_EXTRAIT CHOISI_.
============

Saison 82/83, un gosse de seize ans fait ses débuts sur les pelouses italiennes. Il porte alors le maillot de Vicenza, club de C1 (l'équivalent de notre National.) Garçon timide et poli, on lui prédit un grand avenir eu égard à sa technique spectaculaire et sa vision du jeu proprement exceptionnelle pour un gamin de son âge. Sa troisième saison sous le maillot "vuoto e rosso" confirme les espoirs escomptés. Il joue pour la première fois une saison quasi complète et inscrit 12 buts pour autant de passes décisives. Le club monte en série b et Roby est recruté par la Fiorentina.
Le mythe commence.. mal. Il se blesse très gravement au genou et ne disputera aucun match de la saison. Un véritable cauchemar qu'il vivra avec une grande philosophie empreinte de la sagesse bouddhiste qui le caractérise. Il se fait opérer à St-Etienne

La Fiorentina a pris son mal en patience, elle a bien fait. Roberto Baggio explose à la face du Calcio et de toute l'Italie qui ne va plus tarder à succomber au charme irrésistible et au talent mirifique de ce joueur. Il inscrit 21 buts toutes compétitions confondues, révélant un don particulier pour les coups de pieds arrêtés.
Roby : Spécialiste mondiale de la petite lucarne.
Ses exploits fiorentins lui valent d'être appelé sous le maillot de la squadra en 88 face aux pays-bas. Il n'a alors que 21 ans.
En 90, après une finale de l'UEFA perdue avec la Fiorentina, Roberto Baggio rejoint la Juventus pour 100 millions de francs, record de l'époque. Sa renommée est à présent mondiale. Pourtant, le monde n'a encore rien vu.
Ses débuts en Coupe du Monde sont accomplis encore sur le banc mais ses rentrées sont décisives. Malgré son but face à la Tchécoslovaquie, Roby s'incline en demi-finale contre l'Argentine de son frère de jeu, Diego Maradona.
Pas grave, le mythe débute à peine. Ce que Roberto Baggio va accomplir ensuite sous le maillot de la vieille dame tient tout simplement de la légende. Les supporters trouvent enfin en lui, le digne successeur de Michel Platini. Meilleur buteur de la coupe des coupes en 91, il remporte la coupe de l'Uefa en 93 et inscrit la batelle de 21 buts en 27 matchs. Il est alors reconnu par tous comme le meilleur joueur du monde et voit sa réussite consacré par le suprême ballon d'or. Trophée qu'il revendra plus tard aux enchères pour donner l'argent aux victimes d'inondation de son pays.

============

_Données de disposition spatiale_.
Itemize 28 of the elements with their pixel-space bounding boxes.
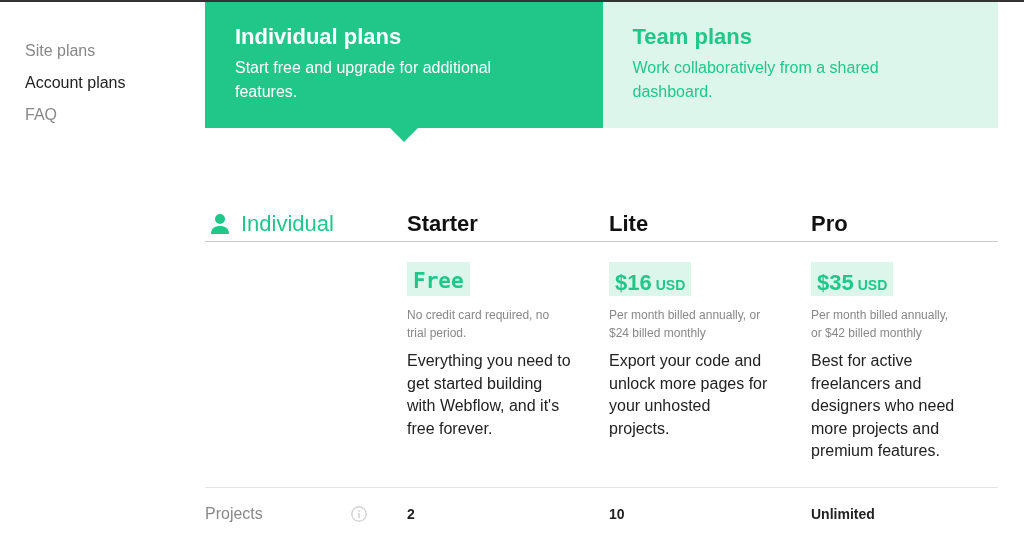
section-heading: Individual	[241, 209, 334, 238]
feature-value: 10	[609, 505, 625, 522]
tab-title: Individual plans	[235, 23, 403, 51]
feature-label: Projects	[205, 503, 263, 524]
info-icon[interactable]	[351, 505, 367, 522]
plan-description: Export your code and unlock more pages for your unhosted projects.	[609, 351, 769, 439]
plan-description: Best for active freelancers and designers who need more projects and premium features.	[811, 351, 956, 461]
feature-value: Unlimited	[811, 505, 875, 522]
sidebar-link[interactable]: Site plans	[25, 40, 96, 62]
sidebar-link[interactable]: FAQ	[25, 104, 57, 126]
plan-name: Starter	[407, 210, 478, 236]
plan-tab[interactable]: Team plans Work collaboratively from a shared dashboard.	[600, 2, 998, 128]
price-tag: Free	[407, 262, 470, 296]
plan-description: Everything you need to get started building with Webflow, and it's free forever.	[407, 351, 571, 439]
plan-name: Pro	[811, 210, 848, 236]
tab-subtitle: Start free and upgrade for additional features.	[235, 58, 493, 102]
price-note: Per month billed annually, or $24 billed monthly	[609, 307, 762, 342]
price-note: No credit card required, no trial period.	[407, 307, 551, 342]
price-tag: $16 USD	[609, 262, 692, 296]
tab-pointer	[390, 128, 418, 142]
feature-value: 2	[407, 505, 415, 522]
price-note: Per month billed annually, or $42 billed monthly	[811, 307, 950, 342]
sidebar-link[interactable]: Account plans	[25, 72, 126, 94]
tab-subtitle: Work collaboratively from a shared dashboard.	[632, 58, 880, 102]
tab-title: Team plans	[632, 23, 753, 51]
person-icon	[211, 213, 229, 234]
price-tag: $35 USD	[811, 262, 894, 296]
plan-name: Lite	[609, 210, 649, 236]
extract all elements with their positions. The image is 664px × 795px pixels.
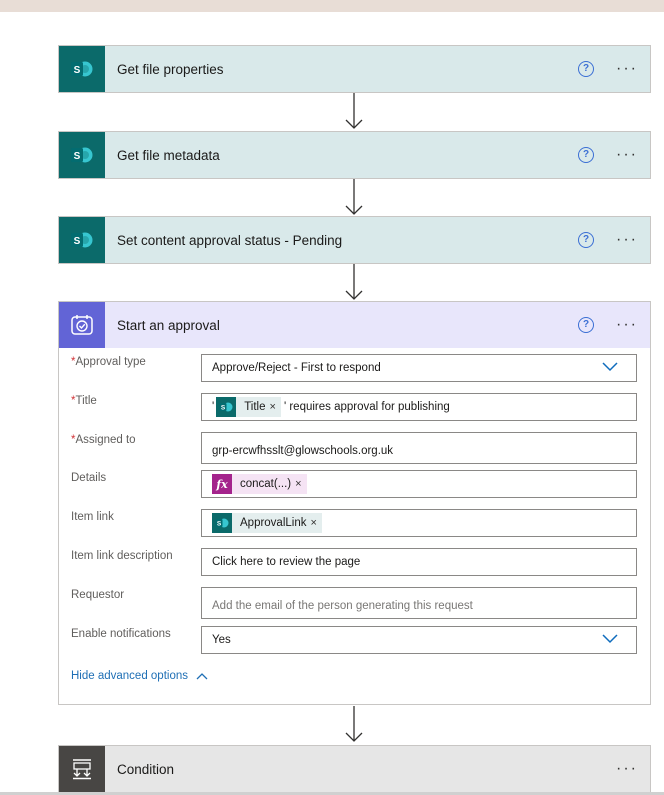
action-title: Condition bbox=[117, 761, 175, 777]
help-icon[interactable]: ? bbox=[578, 61, 595, 77]
sharepoint-icon: S bbox=[216, 396, 237, 417]
token-label: ApprovalLink bbox=[240, 517, 307, 530]
field-label: Details bbox=[71, 470, 201, 484]
expression-token[interactable]: fx concat(...) × bbox=[212, 474, 307, 495]
action-header[interactable]: S Set content approval status - Pending … bbox=[59, 217, 650, 263]
details-field[interactable]: fx concat(...) × bbox=[201, 470, 637, 499]
label-text: Requestor bbox=[71, 588, 125, 601]
more-icon[interactable]: ··· bbox=[616, 232, 638, 248]
details-row: Details fx concat(...) × bbox=[71, 470, 638, 509]
action-set-content-approval-status[interactable]: S Set content approval status - Pending … bbox=[58, 216, 651, 264]
help-icon[interactable]: ? bbox=[578, 317, 595, 333]
hide-advanced-options-link[interactable]: Hide advanced options bbox=[71, 670, 638, 682]
remove-token-icon[interactable]: × bbox=[270, 401, 281, 413]
arrow-down-icon bbox=[345, 93, 363, 129]
label-text: Enable notifications bbox=[71, 627, 171, 640]
title-row: *Title ' S Title × ' requires approval f… bbox=[71, 392, 638, 432]
help-icon[interactable]: ? bbox=[578, 232, 595, 248]
title-field[interactable]: ' S Title × ' requires approval for publ… bbox=[201, 392, 637, 421]
more-icon[interactable]: ··· bbox=[616, 61, 638, 77]
requestor-field[interactable]: Add the email of the person generating t… bbox=[201, 586, 637, 619]
field-value: Click here to review the page bbox=[212, 555, 361, 568]
label-text: Assigned to bbox=[75, 433, 136, 446]
item-link-description-field[interactable]: Click here to review the page bbox=[201, 547, 637, 576]
svg-text:S: S bbox=[74, 65, 81, 76]
remove-token-icon[interactable]: × bbox=[310, 517, 321, 529]
enable-notifications-row: Enable notifications Yes bbox=[71, 625, 638, 665]
link-text: Hide advanced options bbox=[71, 670, 188, 683]
arrow-down-icon bbox=[345, 706, 363, 742]
field-label: *Approval type bbox=[71, 354, 201, 368]
label-text: Title bbox=[75, 394, 97, 407]
approvals-icon bbox=[59, 302, 105, 348]
approval-type-row: *Approval type Approve/Reject - First to… bbox=[71, 354, 638, 393]
help-icon[interactable]: ? bbox=[578, 147, 595, 163]
action-title: Get file metadata bbox=[117, 147, 220, 163]
svg-text:S: S bbox=[221, 404, 226, 411]
svg-text:S: S bbox=[74, 151, 81, 162]
action-start-an-approval[interactable]: Start an approval ? ··· *Approval type A… bbox=[58, 301, 651, 705]
more-icon[interactable]: ··· bbox=[616, 761, 638, 777]
dropdown-value: Yes bbox=[212, 633, 231, 646]
dynamic-content-token[interactable]: S Title × bbox=[216, 396, 281, 417]
remove-token-icon[interactable]: × bbox=[295, 478, 306, 490]
top-bar bbox=[0, 0, 664, 12]
sharepoint-icon: S bbox=[212, 513, 232, 534]
field-label: Requestor bbox=[71, 587, 201, 601]
field-value: grp-ercwfhsslt@glowschools.org.uk bbox=[212, 444, 394, 457]
svg-text:S: S bbox=[74, 236, 81, 247]
enable-notifications-dropdown[interactable]: Yes bbox=[201, 625, 637, 654]
action-title: Start an approval bbox=[117, 317, 220, 333]
sharepoint-icon: S bbox=[59, 46, 105, 92]
action-get-file-properties[interactable]: S Get file properties ? ··· bbox=[58, 45, 651, 93]
dynamic-content-token[interactable]: S ApprovalLink × bbox=[212, 513, 322, 534]
sharepoint-icon: S bbox=[59, 132, 105, 178]
chevron-down-icon[interactable] bbox=[602, 362, 618, 372]
approval-form: *Approval type Approve/Reject - First to… bbox=[59, 348, 650, 693]
title-prefix: ' bbox=[212, 400, 215, 413]
field-label: Item link bbox=[71, 509, 201, 523]
svg-text:S: S bbox=[217, 521, 222, 528]
more-icon[interactable]: ··· bbox=[616, 147, 638, 163]
action-header[interactable]: Start an approval ? ··· bbox=[59, 302, 650, 348]
more-icon[interactable]: ··· bbox=[616, 317, 638, 333]
action-header[interactable]: S Get file properties ? ··· bbox=[59, 46, 650, 92]
item-link-field[interactable]: S ApprovalLink × bbox=[201, 509, 637, 538]
action-title: Set content approval status - Pending bbox=[117, 232, 343, 248]
token-label: concat(...) bbox=[240, 478, 292, 491]
label-text: Item link bbox=[71, 511, 114, 524]
action-header[interactable]: Condition ··· bbox=[59, 746, 650, 792]
item-link-description-row: Item link description Click here to revi… bbox=[71, 547, 638, 587]
action-header[interactable]: S Get file metadata ? ··· bbox=[59, 132, 650, 178]
action-condition[interactable]: Condition ··· bbox=[58, 745, 651, 792]
field-label: Enable notifications bbox=[71, 626, 201, 640]
item-link-row: Item link S ApprovalLink × bbox=[71, 509, 638, 548]
action-get-file-metadata[interactable]: S Get file metadata ? ··· bbox=[58, 131, 651, 179]
label-text: Approval type bbox=[75, 356, 146, 368]
label-text: Item link description bbox=[71, 549, 173, 562]
field-placeholder: Add the email of the person generating t… bbox=[212, 599, 473, 612]
action-title: Get file properties bbox=[117, 61, 224, 77]
title-suffix: ' requires approval for publishing bbox=[283, 400, 450, 413]
assigned-to-field[interactable]: grp-ercwfhsslt@glowschools.org.uk bbox=[201, 431, 637, 464]
condition-icon bbox=[59, 746, 105, 792]
chevron-up-icon bbox=[196, 673, 208, 680]
approval-type-dropdown[interactable]: Approve/Reject - First to respond bbox=[201, 354, 637, 382]
arrow-down-icon bbox=[345, 179, 363, 215]
expression-icon: fx bbox=[212, 474, 232, 495]
field-label: *Title bbox=[71, 393, 201, 407]
sharepoint-icon: S bbox=[59, 217, 105, 263]
field-label: Item link description bbox=[71, 548, 201, 562]
field-label: *Assigned to bbox=[71, 432, 201, 446]
label-text: Details bbox=[71, 472, 107, 485]
chevron-down-icon[interactable] bbox=[602, 634, 618, 644]
requestor-row: Requestor Add the email of the person ge… bbox=[71, 586, 638, 626]
dropdown-value: Approve/Reject - First to respond bbox=[212, 362, 381, 374]
arrow-down-icon bbox=[345, 264, 363, 300]
assigned-to-row: *Assigned to grp-ercwfhsslt@glowschools.… bbox=[71, 431, 638, 471]
token-label: Title bbox=[244, 400, 266, 413]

============

_TRAVAIL À FAIRE_.
• a. Retranscrivez fidèlement le passage du texte sur Roberto Baggio qui va de « Roby : Spécialiste » jusqu'à « jeu, Diego Maradona. ».
• b. Extrayez à l'identique les entrées, depuis leur début jusqu'à la ligne contenant « extract all elements » comprise, en laissant les images de côté.
Le texte sur Roberto Baggio et les entrées n'ont aucun rapport entre eux.

_CORRIGÉ DES EXERCICES_.
• a.
Roby : Spécialiste mondiale de la petite lucarne.
Ses exploits fiorentins lui valent d'être appelé sous le maillot de la squadra en 88 face aux pays-bas. Il n'a alors que 21 ans.
En 90, après une finale de l'UEFA perdue avec la Fiorentina, Roberto Baggio rejoint la Juventus pour 100 millions de francs, record de l'époque. Sa renommée est à présent mondiale. Pourtant, le monde n'a encore rien vu.
Ses débuts en Coupe du Monde sont accomplis encore sur le banc mais ses rentrées sont décisives. Malgré son but face à la Tchécoslovaquie, Roby s'incline en demi-finale contre l'Argentine de son frère de jeu, Diego Maradona.

• b.
Itemize 28 of the elements with their pixel-space bounding boxes.
section-heading: Individual	[241, 209, 334, 238]
feature-value: 10	[609, 505, 625, 522]
tab-title: Individual plans	[235, 23, 403, 51]
feature-label: Projects	[205, 503, 263, 524]
info-icon[interactable]	[351, 505, 367, 522]
plan-description: Export your code and unlock more pages for your unhosted projects.	[609, 351, 769, 439]
plan-description: Best for active freelancers and designers who need more projects and premium features.	[811, 351, 956, 461]
feature-value: Unlimited	[811, 505, 875, 522]
sidebar-link[interactable]: Site plans	[25, 40, 96, 62]
sidebar-link[interactable]: FAQ	[25, 104, 57, 126]
plan-name: Starter	[407, 210, 478, 236]
plan-tab[interactable]: Team plans Work collaboratively from a shared dashboard.	[600, 2, 998, 128]
price-tag: Free	[407, 262, 470, 296]
plan-description: Everything you need to get started building with Webflow, and it's free forever.	[407, 351, 571, 439]
plan-name: Pro	[811, 210, 848, 236]
tab-subtitle: Start free and upgrade for additional features.	[235, 58, 493, 102]
price-note: Per month billed annually, or $24 billed monthly	[609, 307, 762, 342]
price-note: No credit card required, no trial period.	[407, 307, 551, 342]
price-tag: $16 USD	[609, 262, 692, 296]
tab-pointer	[390, 128, 418, 142]
feature-value: 2	[407, 505, 415, 522]
price-note: Per month billed annually, or $42 billed monthly	[811, 307, 950, 342]
sidebar-link[interactable]: Account plans	[25, 72, 126, 94]
tab-subtitle: Work collaboratively from a shared dashboard.	[632, 58, 880, 102]
tab-title: Team plans	[632, 23, 753, 51]
person-icon	[211, 213, 229, 234]
price-tag: $35 USD	[811, 262, 894, 296]
plan-name: Lite	[609, 210, 649, 236]
extract all elements with their positions. The image is 664px × 795px pixels.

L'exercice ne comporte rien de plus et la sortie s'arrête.